> **Directions**:
Go through the material below and report how many lines contain "text". Give only the number.

>> begin Stored data

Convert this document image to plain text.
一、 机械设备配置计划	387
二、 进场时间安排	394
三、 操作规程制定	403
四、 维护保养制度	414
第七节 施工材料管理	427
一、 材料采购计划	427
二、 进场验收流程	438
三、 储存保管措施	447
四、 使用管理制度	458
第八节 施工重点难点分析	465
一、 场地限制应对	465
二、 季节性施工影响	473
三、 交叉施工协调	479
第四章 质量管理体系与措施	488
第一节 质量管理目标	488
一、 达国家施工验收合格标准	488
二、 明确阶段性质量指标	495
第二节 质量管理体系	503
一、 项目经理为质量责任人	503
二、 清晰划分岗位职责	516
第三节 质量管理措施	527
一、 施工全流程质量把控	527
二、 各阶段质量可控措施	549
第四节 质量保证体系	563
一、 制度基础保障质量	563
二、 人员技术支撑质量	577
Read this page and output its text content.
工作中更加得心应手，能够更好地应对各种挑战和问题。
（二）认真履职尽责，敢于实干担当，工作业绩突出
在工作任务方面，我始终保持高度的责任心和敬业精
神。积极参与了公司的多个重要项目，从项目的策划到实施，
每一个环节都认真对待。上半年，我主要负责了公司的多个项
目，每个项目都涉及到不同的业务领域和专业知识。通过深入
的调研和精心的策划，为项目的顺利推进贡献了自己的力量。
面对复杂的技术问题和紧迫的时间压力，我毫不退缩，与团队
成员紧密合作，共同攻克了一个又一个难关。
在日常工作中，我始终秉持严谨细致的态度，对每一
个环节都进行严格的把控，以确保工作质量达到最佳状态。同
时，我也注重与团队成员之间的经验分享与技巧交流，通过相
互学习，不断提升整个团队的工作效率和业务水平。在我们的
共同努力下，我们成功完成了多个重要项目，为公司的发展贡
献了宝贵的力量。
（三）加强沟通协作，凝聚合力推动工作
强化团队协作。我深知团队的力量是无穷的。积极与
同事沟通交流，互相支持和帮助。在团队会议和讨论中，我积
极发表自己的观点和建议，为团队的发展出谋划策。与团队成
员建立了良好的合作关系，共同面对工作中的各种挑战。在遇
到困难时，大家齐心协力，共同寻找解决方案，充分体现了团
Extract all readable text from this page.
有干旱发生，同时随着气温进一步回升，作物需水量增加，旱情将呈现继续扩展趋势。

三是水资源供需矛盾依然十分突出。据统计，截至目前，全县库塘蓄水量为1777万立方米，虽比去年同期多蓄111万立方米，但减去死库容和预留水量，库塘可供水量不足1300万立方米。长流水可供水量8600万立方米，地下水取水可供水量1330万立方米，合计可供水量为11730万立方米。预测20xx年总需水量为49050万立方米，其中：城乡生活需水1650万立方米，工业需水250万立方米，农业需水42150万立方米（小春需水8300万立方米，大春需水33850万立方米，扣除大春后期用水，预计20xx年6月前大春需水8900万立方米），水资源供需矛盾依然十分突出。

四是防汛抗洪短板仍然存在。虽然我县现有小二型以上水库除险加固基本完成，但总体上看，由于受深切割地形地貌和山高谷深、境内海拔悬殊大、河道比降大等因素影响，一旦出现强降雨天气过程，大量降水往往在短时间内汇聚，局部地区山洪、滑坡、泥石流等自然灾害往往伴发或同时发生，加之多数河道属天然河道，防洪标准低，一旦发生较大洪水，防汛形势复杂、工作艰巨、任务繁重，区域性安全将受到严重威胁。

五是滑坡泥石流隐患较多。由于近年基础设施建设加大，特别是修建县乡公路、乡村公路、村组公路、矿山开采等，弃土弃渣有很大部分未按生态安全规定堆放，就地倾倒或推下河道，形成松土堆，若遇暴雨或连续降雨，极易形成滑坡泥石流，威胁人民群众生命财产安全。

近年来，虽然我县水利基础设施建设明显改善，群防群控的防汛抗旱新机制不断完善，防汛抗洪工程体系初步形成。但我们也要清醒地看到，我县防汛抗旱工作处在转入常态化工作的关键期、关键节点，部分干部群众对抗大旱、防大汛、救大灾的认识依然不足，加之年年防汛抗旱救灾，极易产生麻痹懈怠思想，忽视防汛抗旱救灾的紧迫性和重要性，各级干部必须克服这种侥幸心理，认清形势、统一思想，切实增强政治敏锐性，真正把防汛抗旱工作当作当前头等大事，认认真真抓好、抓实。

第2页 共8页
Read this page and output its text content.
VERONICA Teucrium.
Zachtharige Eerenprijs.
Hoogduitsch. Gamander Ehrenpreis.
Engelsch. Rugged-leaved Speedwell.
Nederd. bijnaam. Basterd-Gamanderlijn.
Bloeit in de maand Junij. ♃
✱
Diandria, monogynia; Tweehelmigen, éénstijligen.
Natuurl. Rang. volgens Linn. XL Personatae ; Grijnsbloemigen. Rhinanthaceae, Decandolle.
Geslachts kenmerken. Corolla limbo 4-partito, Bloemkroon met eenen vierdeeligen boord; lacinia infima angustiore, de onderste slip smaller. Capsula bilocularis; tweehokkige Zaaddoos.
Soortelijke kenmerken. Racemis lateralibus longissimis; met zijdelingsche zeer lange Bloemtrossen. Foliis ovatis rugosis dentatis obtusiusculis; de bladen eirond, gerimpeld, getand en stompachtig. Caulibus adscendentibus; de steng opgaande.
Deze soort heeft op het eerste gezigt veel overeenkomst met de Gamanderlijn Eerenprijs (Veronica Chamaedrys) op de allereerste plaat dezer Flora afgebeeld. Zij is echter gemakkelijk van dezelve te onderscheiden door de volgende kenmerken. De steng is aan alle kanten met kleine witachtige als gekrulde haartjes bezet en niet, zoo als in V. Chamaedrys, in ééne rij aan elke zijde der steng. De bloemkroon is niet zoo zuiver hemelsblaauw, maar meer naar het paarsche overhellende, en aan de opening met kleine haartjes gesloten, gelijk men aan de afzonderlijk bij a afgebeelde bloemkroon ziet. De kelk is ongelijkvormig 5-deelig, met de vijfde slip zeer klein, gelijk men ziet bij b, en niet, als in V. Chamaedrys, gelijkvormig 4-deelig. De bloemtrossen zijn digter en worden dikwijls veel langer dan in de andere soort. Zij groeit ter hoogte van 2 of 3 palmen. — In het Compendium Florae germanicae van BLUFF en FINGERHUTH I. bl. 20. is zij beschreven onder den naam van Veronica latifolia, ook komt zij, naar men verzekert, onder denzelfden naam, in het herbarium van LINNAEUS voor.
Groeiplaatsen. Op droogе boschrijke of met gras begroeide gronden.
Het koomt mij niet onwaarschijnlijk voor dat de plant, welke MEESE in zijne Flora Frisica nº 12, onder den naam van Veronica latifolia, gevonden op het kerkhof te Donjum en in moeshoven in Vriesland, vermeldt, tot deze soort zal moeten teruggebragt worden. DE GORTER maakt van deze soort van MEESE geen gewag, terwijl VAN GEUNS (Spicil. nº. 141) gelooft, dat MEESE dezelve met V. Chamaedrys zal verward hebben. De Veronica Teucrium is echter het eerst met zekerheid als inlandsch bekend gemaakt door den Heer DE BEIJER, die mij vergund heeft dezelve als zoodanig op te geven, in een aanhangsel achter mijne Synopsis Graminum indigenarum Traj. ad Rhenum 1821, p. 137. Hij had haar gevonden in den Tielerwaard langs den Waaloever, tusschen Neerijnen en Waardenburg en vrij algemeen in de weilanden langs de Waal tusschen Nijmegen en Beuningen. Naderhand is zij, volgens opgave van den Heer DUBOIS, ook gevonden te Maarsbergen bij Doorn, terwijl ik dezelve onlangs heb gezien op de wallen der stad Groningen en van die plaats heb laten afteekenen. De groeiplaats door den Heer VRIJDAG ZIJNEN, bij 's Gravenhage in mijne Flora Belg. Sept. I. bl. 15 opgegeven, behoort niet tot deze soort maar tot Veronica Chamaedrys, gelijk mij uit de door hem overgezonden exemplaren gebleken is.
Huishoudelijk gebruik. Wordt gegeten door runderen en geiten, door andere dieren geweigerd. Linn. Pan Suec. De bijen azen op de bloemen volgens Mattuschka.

>> end Stored data

> **The answer**:
4